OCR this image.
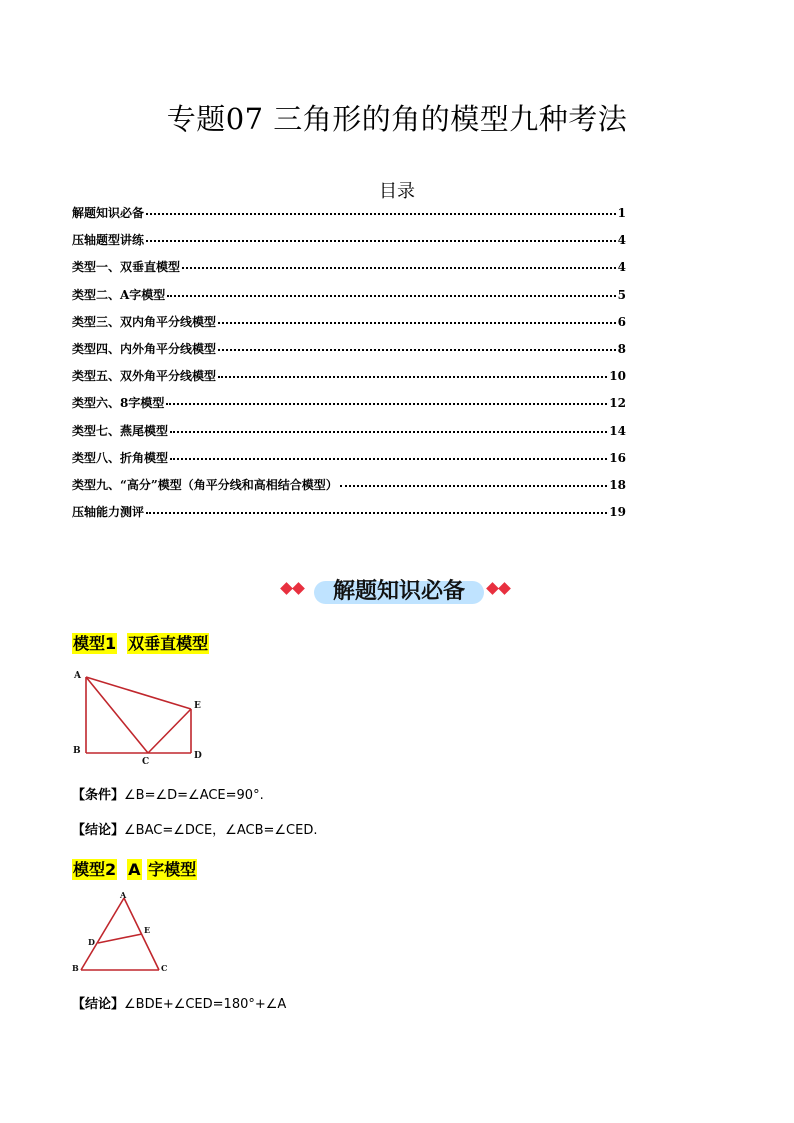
专题07 三角形的角的模型九种考法
目录
解题知识必备	1
压轴题型讲练	4
类型一、双垂直模型	4
类型二、A字模型	5
类型三、双内角平分线模型	6
类型四、内外角平分线模型	8
类型五、双外角平分线模型	10
类型六、8字模型	12
类型七、燕尾模型	14
类型八、折角模型	16
类型九、“高分”模型（角平分线和高相结合模型）	18
压轴能力测评	19
解题知识必备
模型1 双垂直模型
A
B
C
D
E
【条件】∠B=∠D=∠ACE=90°.
【结论】∠BAC=∠DCE，∠ACB=∠CED.
模型2 A 字模型
A
B	C
D
E
【结论】∠BDE+∠CED=180°+∠A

*****

» JOB
Go through the material above and print all of it exactly, except the pictures.

» REPLY TO THE TASK
OCR this image.
专题07 三角形的角的模型九种考法
目录
解题知识必备	1
压轴题型讲练	4
类型一、双垂直模型	4
类型二、A字模型	5
类型三、双内角平分线模型	6
类型四、内外角平分线模型	8
类型五、双外角平分线模型	10
类型六、8字模型	12
类型七、燕尾模型	14
类型八、折角模型	16
类型九、“高分”模型（角平分线和高相结合模型）	18
压轴能力测评	19
解题知识必备
模型1 双垂直模型
A
B
C
D
E
【条件】∠B=∠D=∠ACE=90°.
【结论】∠BAC=∠DCE，∠ACB=∠CED.
模型2 A 字模型
A
B	C
D
E
【结论】∠BDE+∠CED=180°+∠A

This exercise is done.